» **EXERCISE TASK**:
Find the lines with the string "corp" and return them.

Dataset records
□ □ □ □
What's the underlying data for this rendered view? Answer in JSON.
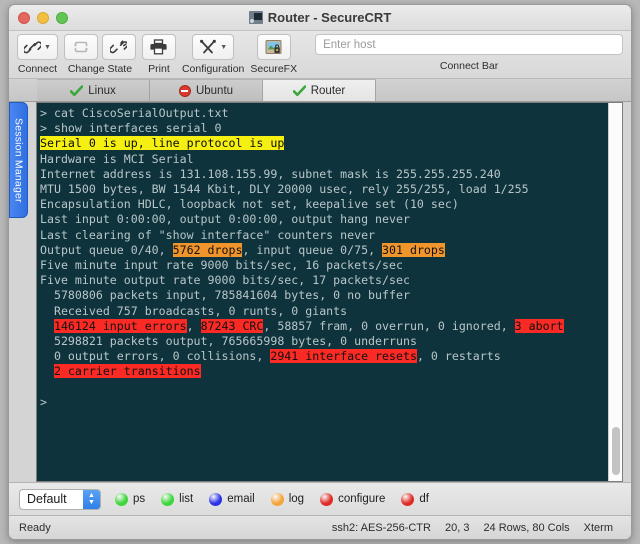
{
  "window": {
    "title": "Router - SecureCRT",
    "app_icon": "terminal-icon"
  },
  "toolbar": {
    "items": [
      {
        "label": "Connect",
        "icon": "link-icon",
        "has_chevron": true
      },
      {
        "label": "Change State",
        "icon": "repeat-icon",
        "icon2": "broken-link-icon",
        "has_chevron": false
      },
      {
        "label": "Print",
        "icon": "printer-icon",
        "has_chevron": false
      },
      {
        "label": "Configuration",
        "icon": "tools-icon",
        "has_chevron": true
      },
      {
        "label": "SecureFX",
        "icon": "securefx-icon",
        "has_chevron": false
      }
    ],
    "host_placeholder": "Enter host",
    "host_value": "",
    "connect_bar_label": "Connect Bar"
  },
  "sidebar": {
    "session_manager_label": "Session Manager"
  },
  "tabs": [
    {
      "label": "Linux",
      "status_icon": "green-check-icon",
      "active": false
    },
    {
      "label": "Ubuntu",
      "status_icon": "red-stop-icon",
      "active": false
    },
    {
      "label": "Router",
      "status_icon": "green-check-icon",
      "active": true
    }
  ],
  "terminal": {
    "colors": {
      "background": "#0e333c",
      "text": "#b9c6c9",
      "highlight_yellow": "#f5ef12",
      "highlight_orange": "#f0942c",
      "highlight_red": "#fb2a24"
    },
    "lines": [
      [
        {
          "t": "> cat CiscoSerialOutput.txt"
        }
      ],
      [
        {
          "t": "> show interfaces serial 0"
        }
      ],
      [
        {
          "t": "Serial 0 is up, line protocol is up",
          "h": "y"
        }
      ],
      [
        {
          "t": "Hardware is MCI Serial"
        }
      ],
      [
        {
          "t": "Internet address is 131.108.155.99, subnet mask is 255.255.255.240"
        }
      ],
      [
        {
          "t": "MTU 1500 bytes, BW 1544 Kbit, DLY 20000 usec, rely 255/255, load 1/255"
        }
      ],
      [
        {
          "t": "Encapsulation HDLC, loopback not set, keepalive set (10 sec)"
        }
      ],
      [
        {
          "t": "Last input 0:00:00, output 0:00:00, output hang never"
        }
      ],
      [
        {
          "t": "Last clearing of \"show interface\" counters never"
        }
      ],
      [
        {
          "t": "Output queue 0/40, "
        },
        {
          "t": "5762 drops",
          "h": "o"
        },
        {
          "t": ", input queue 0/75, "
        },
        {
          "t": "301 drops",
          "h": "o"
        }
      ],
      [
        {
          "t": "Five minute input rate 9000 bits/sec, 16 packets/sec"
        }
      ],
      [
        {
          "t": "Five minute output rate 9000 bits/sec, 17 packets/sec"
        }
      ],
      [
        {
          "t": "  5780806 packets input, 785841604 bytes, 0 no buffer"
        }
      ],
      [
        {
          "t": "  Received 757 broadcasts, 0 runts, 0 giants"
        }
      ],
      [
        {
          "t": "  "
        },
        {
          "t": "146124 input errors",
          "h": "r"
        },
        {
          "t": ", "
        },
        {
          "t": "87243 CRC",
          "h": "r"
        },
        {
          "t": ", 58857 fram, 0 overrun, 0 ignored, "
        },
        {
          "t": "3 abort",
          "h": "r"
        }
      ],
      [
        {
          "t": "  5298821 packets output, 765665998 bytes, 0 underruns"
        }
      ],
      [
        {
          "t": "  0 output errors, 0 collisions, "
        },
        {
          "t": "2941 interface resets",
          "h": "r"
        },
        {
          "t": ", 0 restarts"
        }
      ],
      [
        {
          "t": "  "
        },
        {
          "t": "2 carrier transitions",
          "h": "r"
        }
      ],
      [
        {
          "t": ""
        }
      ],
      [
        {
          "t": ">"
        }
      ]
    ]
  },
  "button_bar": {
    "session_select": {
      "value": "Default"
    },
    "buttons": [
      {
        "label": "ps",
        "color": "#3dd63b"
      },
      {
        "label": "list",
        "color": "#3dd63b"
      },
      {
        "label": "email",
        "color": "#2c32e8"
      },
      {
        "label": "log",
        "color": "#f5a33c"
      },
      {
        "label": "configure",
        "color": "#e02b25"
      },
      {
        "label": "df",
        "color": "#e02b25"
      }
    ]
  },
  "status_bar": {
    "ready": "Ready",
    "protocol": "ssh2: AES-256-CTR",
    "cursor": "20,  3",
    "dimensions": "24 Rows, 80 Cols",
    "emulation": "Xterm"
  }
}
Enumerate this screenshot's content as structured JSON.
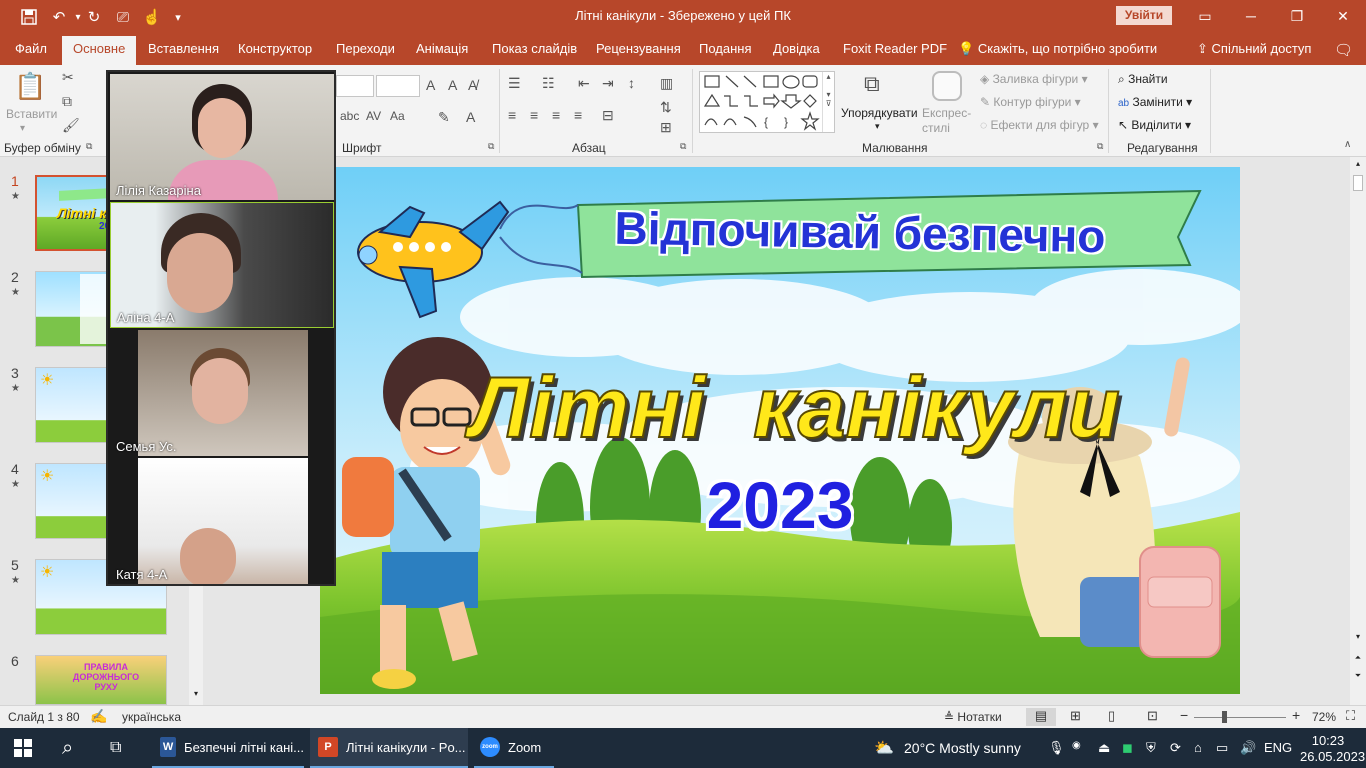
{
  "titlebar": {
    "document_title": "Літні канікули  -  Збережено у цей ПК",
    "sign_in": "Увійти"
  },
  "tabs": [
    "Файл",
    "Основне",
    "Вставлення",
    "Конструктор",
    "Переходи",
    "Анімація",
    "Показ слайдів",
    "Рецензування",
    "Подання",
    "Довідка",
    "Foxit Reader PDF"
  ],
  "tell_me": "Скажіть, що потрібно зробити",
  "share": "Спільний доступ",
  "ribbon": {
    "clipboard": {
      "paste": "Вставити",
      "label": "Буфер обміну"
    },
    "font": {
      "label": "Шрифт"
    },
    "paragraph": {
      "label": "Абзац"
    },
    "drawing": {
      "arrange": "Упорядкувати",
      "quick_styles": "Експрес-стилі",
      "shape_fill": "Заливка фігури",
      "shape_outline": "Контур фігури",
      "shape_effects": "Ефекти для фігур",
      "label": "Малювання"
    },
    "editing": {
      "find": "Знайти",
      "replace": "Замінити",
      "select": "Виділити",
      "label": "Редагування"
    }
  },
  "thumbnails": [
    {
      "num": "1",
      "star": "★"
    },
    {
      "num": "2",
      "star": "★"
    },
    {
      "num": "3",
      "star": "★"
    },
    {
      "num": "4",
      "star": "★"
    },
    {
      "num": "5",
      "star": "★"
    },
    {
      "num": "6",
      "star": "",
      "text": "ПРАВИЛА ДОРОЖНЬОГО РУХУ"
    }
  ],
  "slide": {
    "banner": "Відпочивай безпечно",
    "title": "Літні  канікули",
    "year": "2023"
  },
  "participants": [
    {
      "name": "Лілія Казаріна"
    },
    {
      "name": "Аліна 4-А"
    },
    {
      "name": "Семья Ус."
    },
    {
      "name": "Катя  4-А"
    }
  ],
  "statusbar": {
    "slide": "Слайд 1 з 80",
    "language": "українська",
    "notes": "Нотатки",
    "zoom": "72%"
  },
  "taskbar": {
    "apps": [
      {
        "label": "Безпечні літні кані...",
        "icon": "W"
      },
      {
        "label": "Літні канікули - Po...",
        "icon": "P"
      },
      {
        "label": "Zoom",
        "icon": "zoom"
      }
    ],
    "weather": "20°C  Mostly sunny",
    "lang": "ENG",
    "time": "10:23",
    "date": "26.05.2023"
  }
}
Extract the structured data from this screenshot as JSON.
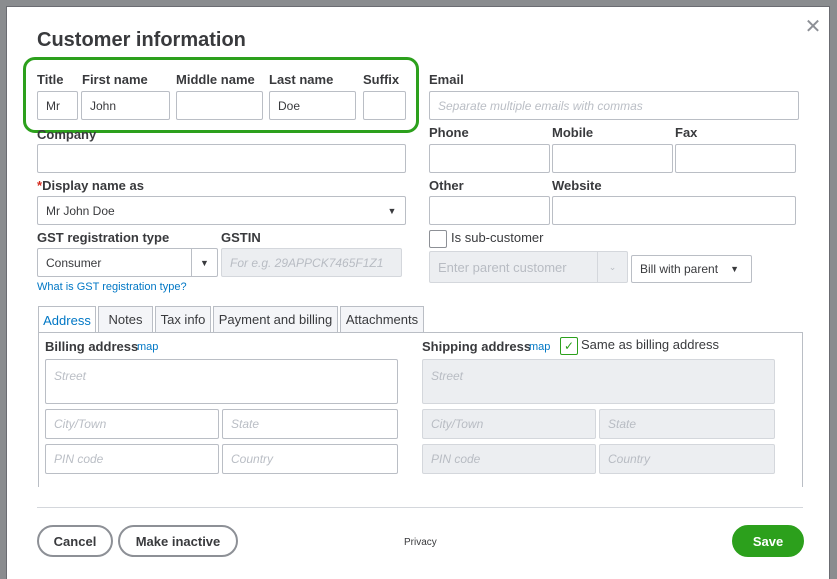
{
  "dialog": {
    "title": "Customer information",
    "close_icon": "close-icon"
  },
  "name": {
    "title_label": "Title",
    "title_value": "Mr",
    "first_label": "First name",
    "first_value": "John",
    "middle_label": "Middle name",
    "middle_value": "",
    "last_label": "Last name",
    "last_value": "Doe",
    "suffix_label": "Suffix",
    "suffix_value": ""
  },
  "company": {
    "label": "Company",
    "value": ""
  },
  "display_name": {
    "required_mark": "*",
    "label": "Display name as",
    "value": "Mr John  Doe"
  },
  "gst": {
    "type_label": "GST registration type",
    "type_value": "Consumer",
    "gstin_label": "GSTIN",
    "gstin_placeholder": "For e.g. 29APPCK7465F1Z1",
    "help_link": "What is GST registration type?"
  },
  "contact": {
    "email_label": "Email",
    "email_placeholder": "Separate multiple emails with commas",
    "phone_label": "Phone",
    "mobile_label": "Mobile",
    "fax_label": "Fax",
    "other_label": "Other",
    "website_label": "Website"
  },
  "subcustomer": {
    "label": "Is sub-customer",
    "checked": false,
    "parent_placeholder": "Enter parent customer",
    "bill_option": "Bill with parent"
  },
  "tabs": [
    {
      "label": "Address",
      "active": true
    },
    {
      "label": "Notes",
      "active": false
    },
    {
      "label": "Tax info",
      "active": false
    },
    {
      "label": "Payment and billing",
      "active": false
    },
    {
      "label": "Attachments",
      "active": false
    }
  ],
  "billing": {
    "title": "Billing address",
    "map_link": "map",
    "street": "Street",
    "city": "City/Town",
    "state": "State",
    "pin": "PIN code",
    "country": "Country"
  },
  "shipping": {
    "title": "Shipping address",
    "map_link": "map",
    "same_label": "Same as billing address",
    "same_checked": true,
    "street": "Street",
    "city": "City/Town",
    "state": "State",
    "pin": "PIN code",
    "country": "Country"
  },
  "footer": {
    "cancel": "Cancel",
    "make_inactive": "Make inactive",
    "privacy": "Privacy",
    "save": "Save"
  },
  "colors": {
    "accent_green": "#2ca01c",
    "link_blue": "#0077c5",
    "required_red": "#d52b1e"
  }
}
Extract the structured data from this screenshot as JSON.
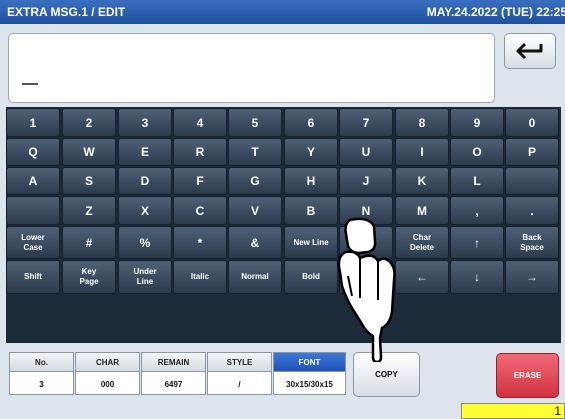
{
  "header": {
    "title": "EXTRA MSG.1 / EDIT",
    "datetime": "MAY.24.2022 (TUE) 22:25"
  },
  "editor": {
    "text": ""
  },
  "enter_icon": "return-arrow-icon",
  "keys": [
    [
      "1",
      "2",
      "3",
      "4",
      "5",
      "6",
      "7",
      "8",
      "9",
      "0"
    ],
    [
      "Q",
      "W",
      "E",
      "R",
      "T",
      "Y",
      "U",
      "I",
      "O",
      "P"
    ],
    [
      "A",
      "S",
      "D",
      "F",
      "G",
      "H",
      "J",
      "K",
      "L",
      ""
    ],
    [
      "",
      "Z",
      "X",
      "C",
      "V",
      "B",
      "N",
      "M",
      ",",
      "."
    ],
    [
      "Lower\nCase",
      "#",
      "%",
      "*",
      "&",
      "New Line",
      "",
      "Char\nDelete",
      "↑",
      "Back\nSpace"
    ],
    [
      "Shift",
      "Key\nPage",
      "Under\nLine",
      "Italic",
      "Normal",
      "Bold",
      "",
      "←",
      "↓",
      "→"
    ]
  ],
  "status": {
    "no": {
      "label": "No.",
      "value": "3"
    },
    "char": {
      "label": "CHAR",
      "value": "000"
    },
    "remain": {
      "label": "REMAIN",
      "value": "6497"
    },
    "style": {
      "label": "STYLE",
      "value": "/"
    },
    "font": {
      "label": "FONT",
      "value": "30x15/30x15"
    }
  },
  "buttons": {
    "copy": "COPY",
    "erase": "ERASE"
  },
  "counter": "1",
  "colors": {
    "title_bar": "#2a5eb0",
    "keyboard_bg": "#1c2a3a",
    "key": "#3e4d61",
    "erase": "#e04452",
    "font_header": "#2a64c8",
    "counter_bg": "#ffff33"
  }
}
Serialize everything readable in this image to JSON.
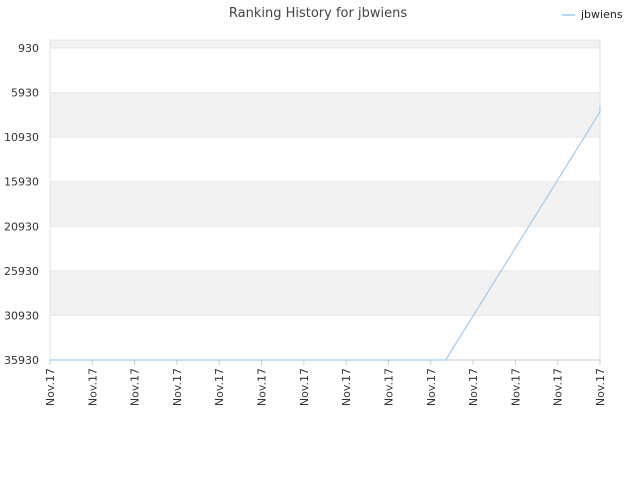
{
  "chart_data": {
    "type": "line",
    "title": "Ranking History for jbwiens",
    "xlabel": "",
    "ylabel": "",
    "y_inverted": true,
    "ylim": [
      930,
      35930
    ],
    "y_ticks": [
      930,
      5930,
      10930,
      15930,
      20930,
      25930,
      30930,
      35930
    ],
    "x_tick_labels": [
      "Nov.17",
      "Nov.17",
      "Nov.17",
      "Nov.17",
      "Nov.17",
      "Nov.17",
      "Nov.17",
      "Nov.17",
      "Nov.17",
      "Nov.17",
      "Nov.17",
      "Nov.17",
      "Nov.17",
      "Nov.17"
    ],
    "x_range": [
      0,
      13
    ],
    "grid": true,
    "legend_position": "top-right",
    "series": [
      {
        "name": "jbwiens",
        "color": "#a0ccf0",
        "points": [
          {
            "x": 0,
            "y": 35930
          },
          {
            "x": 9.35,
            "y": 35930
          },
          {
            "x": 13,
            "y": 8100
          },
          {
            "x": 13,
            "y": 7400
          }
        ]
      }
    ]
  }
}
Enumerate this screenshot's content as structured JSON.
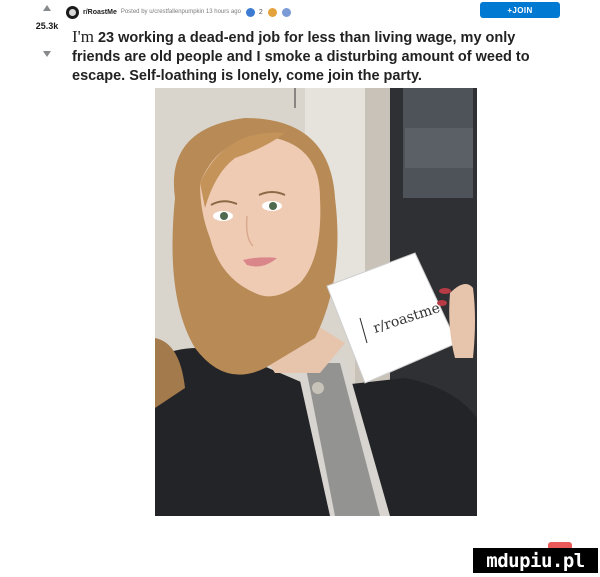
{
  "post": {
    "subreddit": "r/RoastMe",
    "posted_by": "Posted by u/crestfallenpumpkin 13 hours ago",
    "award_count": "2",
    "score": "25.3k",
    "join_label": "+JOIN",
    "title_lead": "I'm",
    "title_rest": " 23 working a dead-end job for less than living wage, my only friends are old people and I smoke a disturbing amount of weed to escape. Self-loathing is lonely, come join the party."
  },
  "photo": {
    "sign_text": "r/roastme",
    "icons": [
      "upvote-icon",
      "downvote-icon",
      "subreddit-icon",
      "award-icons"
    ]
  },
  "watermark": "mdupiu.pl"
}
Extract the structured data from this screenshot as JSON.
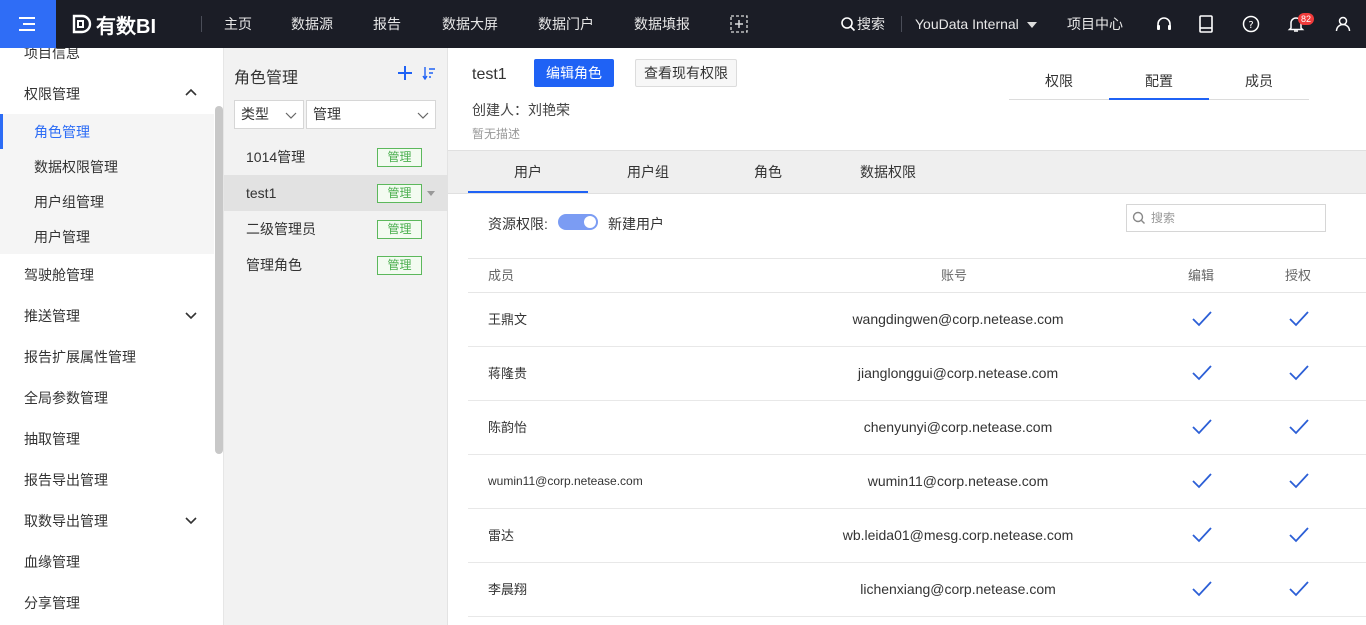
{
  "topbar": {
    "logo_text": "有数BI",
    "nav": [
      "主页",
      "数据源",
      "报告",
      "数据大屏",
      "数据门户",
      "数据填报"
    ],
    "search_label": "搜索",
    "workspace": "YouData Internal",
    "project_center": "项目中心",
    "notification_count": "82"
  },
  "sidebar": {
    "items": [
      {
        "label": "项目信息"
      },
      {
        "label": "权限管理"
      },
      {
        "label": "角色管理"
      },
      {
        "label": "数据权限管理"
      },
      {
        "label": "用户组管理"
      },
      {
        "label": "用户管理"
      },
      {
        "label": "驾驶舱管理"
      },
      {
        "label": "推送管理"
      },
      {
        "label": "报告扩展属性管理"
      },
      {
        "label": "全局参数管理"
      },
      {
        "label": "抽取管理"
      },
      {
        "label": "报告导出管理"
      },
      {
        "label": "取数导出管理"
      },
      {
        "label": "血缘管理"
      },
      {
        "label": "分享管理"
      }
    ]
  },
  "role_panel": {
    "title": "角色管理",
    "filter_type": "类型",
    "filter_value": "管理",
    "roles": [
      {
        "name": "1014管理",
        "tag": "管理"
      },
      {
        "name": "test1",
        "tag": "管理"
      },
      {
        "name": "二级管理员",
        "tag": "管理"
      },
      {
        "name": "管理角色",
        "tag": "管理"
      }
    ]
  },
  "main": {
    "role_name": "test1",
    "edit_button": "编辑角色",
    "view_perm_button": "查看现有权限",
    "creator": "创建人：刘艳荣",
    "description": "暂无描述",
    "right_tabs": [
      "权限",
      "配置",
      "成员"
    ],
    "sub_tabs": [
      "用户",
      "用户组",
      "角色",
      "数据权限"
    ],
    "resource_perm_label": "资源权限:",
    "new_user_label": "新建用户",
    "search_placeholder": "搜索",
    "table": {
      "headers": [
        "成员",
        "账号",
        "编辑",
        "授权"
      ],
      "rows": [
        {
          "member": "王鼎文",
          "account": "wangdingwen@corp.netease.com"
        },
        {
          "member": "蒋隆贵",
          "account": "jianglonggui@corp.netease.com"
        },
        {
          "member": "陈韵怡",
          "account": "chenyunyi@corp.netease.com"
        },
        {
          "member": "wumin11@corp.netease.com",
          "account": "wumin11@corp.netease.com"
        },
        {
          "member": "雷达",
          "account": "wb.leida01@mesg.corp.netease.com"
        },
        {
          "member": "李晨翔",
          "account": "lichenxiang@corp.netease.com"
        }
      ]
    }
  }
}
□ □ □ □
» **EXERCISE RESULT**:
          "account": "wangdingwen@corp.netease.com"
          "account": "jianglonggui@corp.netease.com"
          "account": "chenyunyi@corp.netease.com"
          "member": "wumin11@corp.netease.com",
          "account": "wumin11@corp.netease.com"
          "account": "wb.leida01@mesg.corp.netease.com"
          "account": "lichenxiang@corp.netease.com"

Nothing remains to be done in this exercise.